Omit every picture and return the rest of the data unaltered.

* _Saved entries_
+ + + + + + +

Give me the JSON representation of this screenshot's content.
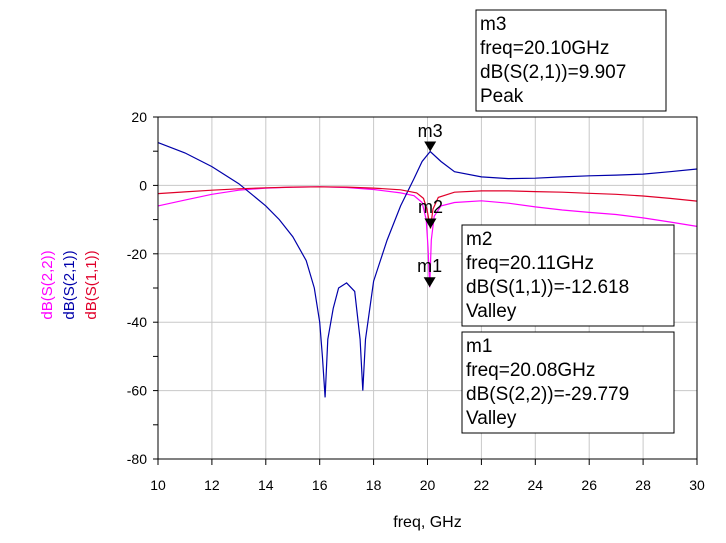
{
  "chart_data": {
    "type": "line",
    "title": "",
    "xlabel": "freq, GHz",
    "xlim": [
      10,
      30
    ],
    "ylim": [
      -80,
      20
    ],
    "x_ticks": [
      "10",
      "12",
      "14",
      "16",
      "18",
      "20",
      "22",
      "24",
      "26",
      "28",
      "30"
    ],
    "y_ticks": [
      "20",
      "0",
      "-20",
      "-40",
      "-60",
      "-80"
    ],
    "grid": true,
    "series": [
      {
        "name": "dB(S(2,2))",
        "color": "#ff00ff",
        "points": [
          [
            10,
            -6
          ],
          [
            11,
            -4.3
          ],
          [
            12,
            -2.6
          ],
          [
            13,
            -1.4
          ],
          [
            14,
            -0.8
          ],
          [
            15,
            -0.5
          ],
          [
            16,
            -0.4
          ],
          [
            17,
            -0.6
          ],
          [
            18,
            -1.2
          ],
          [
            19,
            -2.2
          ],
          [
            19.5,
            -3
          ],
          [
            19.8,
            -5
          ],
          [
            19.95,
            -10
          ],
          [
            20.02,
            -18
          ],
          [
            20.08,
            -29.8
          ],
          [
            20.14,
            -16
          ],
          [
            20.25,
            -9
          ],
          [
            20.5,
            -6
          ],
          [
            21,
            -5
          ],
          [
            22,
            -4.5
          ],
          [
            23,
            -5.2
          ],
          [
            24,
            -6.3
          ],
          [
            25,
            -7.2
          ],
          [
            26,
            -7.9
          ],
          [
            27,
            -8.5
          ],
          [
            28,
            -9.5
          ],
          [
            29,
            -10.7
          ],
          [
            30,
            -12
          ]
        ]
      },
      {
        "name": "dB(S(2,1))",
        "color": "#0000aa",
        "points": [
          [
            10,
            12.5
          ],
          [
            11,
            9.5
          ],
          [
            12,
            5.5
          ],
          [
            13,
            0.5
          ],
          [
            14,
            -6
          ],
          [
            14.5,
            -10
          ],
          [
            15,
            -15
          ],
          [
            15.5,
            -22
          ],
          [
            15.8,
            -30
          ],
          [
            16,
            -40
          ],
          [
            16.1,
            -50
          ],
          [
            16.2,
            -62
          ],
          [
            16.3,
            -45
          ],
          [
            16.5,
            -36
          ],
          [
            16.7,
            -30
          ],
          [
            17,
            -28.5
          ],
          [
            17.3,
            -31
          ],
          [
            17.5,
            -45
          ],
          [
            17.6,
            -60
          ],
          [
            17.7,
            -45
          ],
          [
            18,
            -28
          ],
          [
            18.5,
            -16
          ],
          [
            19,
            -6
          ],
          [
            19.5,
            2
          ],
          [
            19.8,
            7
          ],
          [
            20.1,
            9.9
          ],
          [
            20.5,
            7
          ],
          [
            21,
            4
          ],
          [
            22,
            2.5
          ],
          [
            23,
            2
          ],
          [
            24,
            2.1
          ],
          [
            25,
            2.5
          ],
          [
            26,
            2.8
          ],
          [
            27,
            3
          ],
          [
            28,
            3.3
          ],
          [
            29,
            4
          ],
          [
            30,
            4.8
          ]
        ]
      },
      {
        "name": "dB(S(1,1))",
        "color": "#e0002a",
        "points": [
          [
            10,
            -2.4
          ],
          [
            11,
            -1.9
          ],
          [
            12,
            -1.4
          ],
          [
            13,
            -1
          ],
          [
            14,
            -0.7
          ],
          [
            15,
            -0.5
          ],
          [
            16,
            -0.4
          ],
          [
            17,
            -0.5
          ],
          [
            18,
            -0.8
          ],
          [
            19,
            -1.3
          ],
          [
            19.6,
            -2.2
          ],
          [
            19.85,
            -3.8
          ],
          [
            19.98,
            -7
          ],
          [
            20.05,
            -10
          ],
          [
            20.11,
            -12.6
          ],
          [
            20.2,
            -7
          ],
          [
            20.4,
            -3.5
          ],
          [
            21,
            -2
          ],
          [
            22,
            -1.6
          ],
          [
            23,
            -1.6
          ],
          [
            24,
            -1.8
          ],
          [
            25,
            -2
          ],
          [
            26,
            -2.3
          ],
          [
            27,
            -2.6
          ],
          [
            28,
            -3.1
          ],
          [
            29,
            -3.8
          ],
          [
            30,
            -4.6
          ]
        ]
      }
    ],
    "markers": [
      {
        "id": "m3",
        "x": 20.1,
        "y": 9.907,
        "lines": [
          "m3",
          "freq=20.10GHz",
          "dB(S(2,1))=9.907",
          "Peak"
        ]
      },
      {
        "id": "m2",
        "x": 20.11,
        "y": -12.618,
        "lines": [
          "m2",
          "freq=20.11GHz",
          "dB(S(1,1))=-12.618",
          "Valley"
        ]
      },
      {
        "id": "m1",
        "x": 20.08,
        "y": -29.779,
        "lines": [
          "m1",
          "freq=20.08GHz",
          "dB(S(2,2))=-29.779",
          "Valley"
        ]
      }
    ]
  }
}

+ + + + + + +

* _RESULT FOR THIS TASK_
Give me the JSON representation of this screenshot's content.
{
  "chart_data": {
    "type": "line",
    "title": "",
    "xlabel": "freq, GHz",
    "xlim": [
      10,
      30
    ],
    "ylim": [
      -80,
      20
    ],
    "x_ticks": [
      "10",
      "12",
      "14",
      "16",
      "18",
      "20",
      "22",
      "24",
      "26",
      "28",
      "30"
    ],
    "y_ticks": [
      "20",
      "0",
      "-20",
      "-40",
      "-60",
      "-80"
    ],
    "grid": true,
    "series": [
      {
        "name": "dB(S(2,2))",
        "color": "#ff00ff",
        "points": [
          [
            10,
            -6
          ],
          [
            11,
            -4.3
          ],
          [
            12,
            -2.6
          ],
          [
            13,
            -1.4
          ],
          [
            14,
            -0.8
          ],
          [
            15,
            -0.5
          ],
          [
            16,
            -0.4
          ],
          [
            17,
            -0.6
          ],
          [
            18,
            -1.2
          ],
          [
            19,
            -2.2
          ],
          [
            19.5,
            -3
          ],
          [
            19.8,
            -5
          ],
          [
            19.95,
            -10
          ],
          [
            20.02,
            -18
          ],
          [
            20.08,
            -29.8
          ],
          [
            20.14,
            -16
          ],
          [
            20.25,
            -9
          ],
          [
            20.5,
            -6
          ],
          [
            21,
            -5
          ],
          [
            22,
            -4.5
          ],
          [
            23,
            -5.2
          ],
          [
            24,
            -6.3
          ],
          [
            25,
            -7.2
          ],
          [
            26,
            -7.9
          ],
          [
            27,
            -8.5
          ],
          [
            28,
            -9.5
          ],
          [
            29,
            -10.7
          ],
          [
            30,
            -12
          ]
        ]
      },
      {
        "name": "dB(S(2,1))",
        "color": "#0000aa",
        "points": [
          [
            10,
            12.5
          ],
          [
            11,
            9.5
          ],
          [
            12,
            5.5
          ],
          [
            13,
            0.5
          ],
          [
            14,
            -6
          ],
          [
            14.5,
            -10
          ],
          [
            15,
            -15
          ],
          [
            15.5,
            -22
          ],
          [
            15.8,
            -30
          ],
          [
            16,
            -40
          ],
          [
            16.1,
            -50
          ],
          [
            16.2,
            -62
          ],
          [
            16.3,
            -45
          ],
          [
            16.5,
            -36
          ],
          [
            16.7,
            -30
          ],
          [
            17,
            -28.5
          ],
          [
            17.3,
            -31
          ],
          [
            17.5,
            -45
          ],
          [
            17.6,
            -60
          ],
          [
            17.7,
            -45
          ],
          [
            18,
            -28
          ],
          [
            18.5,
            -16
          ],
          [
            19,
            -6
          ],
          [
            19.5,
            2
          ],
          [
            19.8,
            7
          ],
          [
            20.1,
            9.9
          ],
          [
            20.5,
            7
          ],
          [
            21,
            4
          ],
          [
            22,
            2.5
          ],
          [
            23,
            2
          ],
          [
            24,
            2.1
          ],
          [
            25,
            2.5
          ],
          [
            26,
            2.8
          ],
          [
            27,
            3
          ],
          [
            28,
            3.3
          ],
          [
            29,
            4
          ],
          [
            30,
            4.8
          ]
        ]
      },
      {
        "name": "dB(S(1,1))",
        "color": "#e0002a",
        "points": [
          [
            10,
            -2.4
          ],
          [
            11,
            -1.9
          ],
          [
            12,
            -1.4
          ],
          [
            13,
            -1
          ],
          [
            14,
            -0.7
          ],
          [
            15,
            -0.5
          ],
          [
            16,
            -0.4
          ],
          [
            17,
            -0.5
          ],
          [
            18,
            -0.8
          ],
          [
            19,
            -1.3
          ],
          [
            19.6,
            -2.2
          ],
          [
            19.85,
            -3.8
          ],
          [
            19.98,
            -7
          ],
          [
            20.05,
            -10
          ],
          [
            20.11,
            -12.6
          ],
          [
            20.2,
            -7
          ],
          [
            20.4,
            -3.5
          ],
          [
            21,
            -2
          ],
          [
            22,
            -1.6
          ],
          [
            23,
            -1.6
          ],
          [
            24,
            -1.8
          ],
          [
            25,
            -2
          ],
          [
            26,
            -2.3
          ],
          [
            27,
            -2.6
          ],
          [
            28,
            -3.1
          ],
          [
            29,
            -3.8
          ],
          [
            30,
            -4.6
          ]
        ]
      }
    ],
    "markers": [
      {
        "id": "m3",
        "x": 20.1,
        "y": 9.907,
        "lines": [
          "m3",
          "freq=20.10GHz",
          "dB(S(2,1))=9.907",
          "Peak"
        ]
      },
      {
        "id": "m2",
        "x": 20.11,
        "y": -12.618,
        "lines": [
          "m2",
          "freq=20.11GHz",
          "dB(S(1,1))=-12.618",
          "Valley"
        ]
      },
      {
        "id": "m1",
        "x": 20.08,
        "y": -29.779,
        "lines": [
          "m1",
          "freq=20.08GHz",
          "dB(S(2,2))=-29.779",
          "Valley"
        ]
      }
    ]
  }
}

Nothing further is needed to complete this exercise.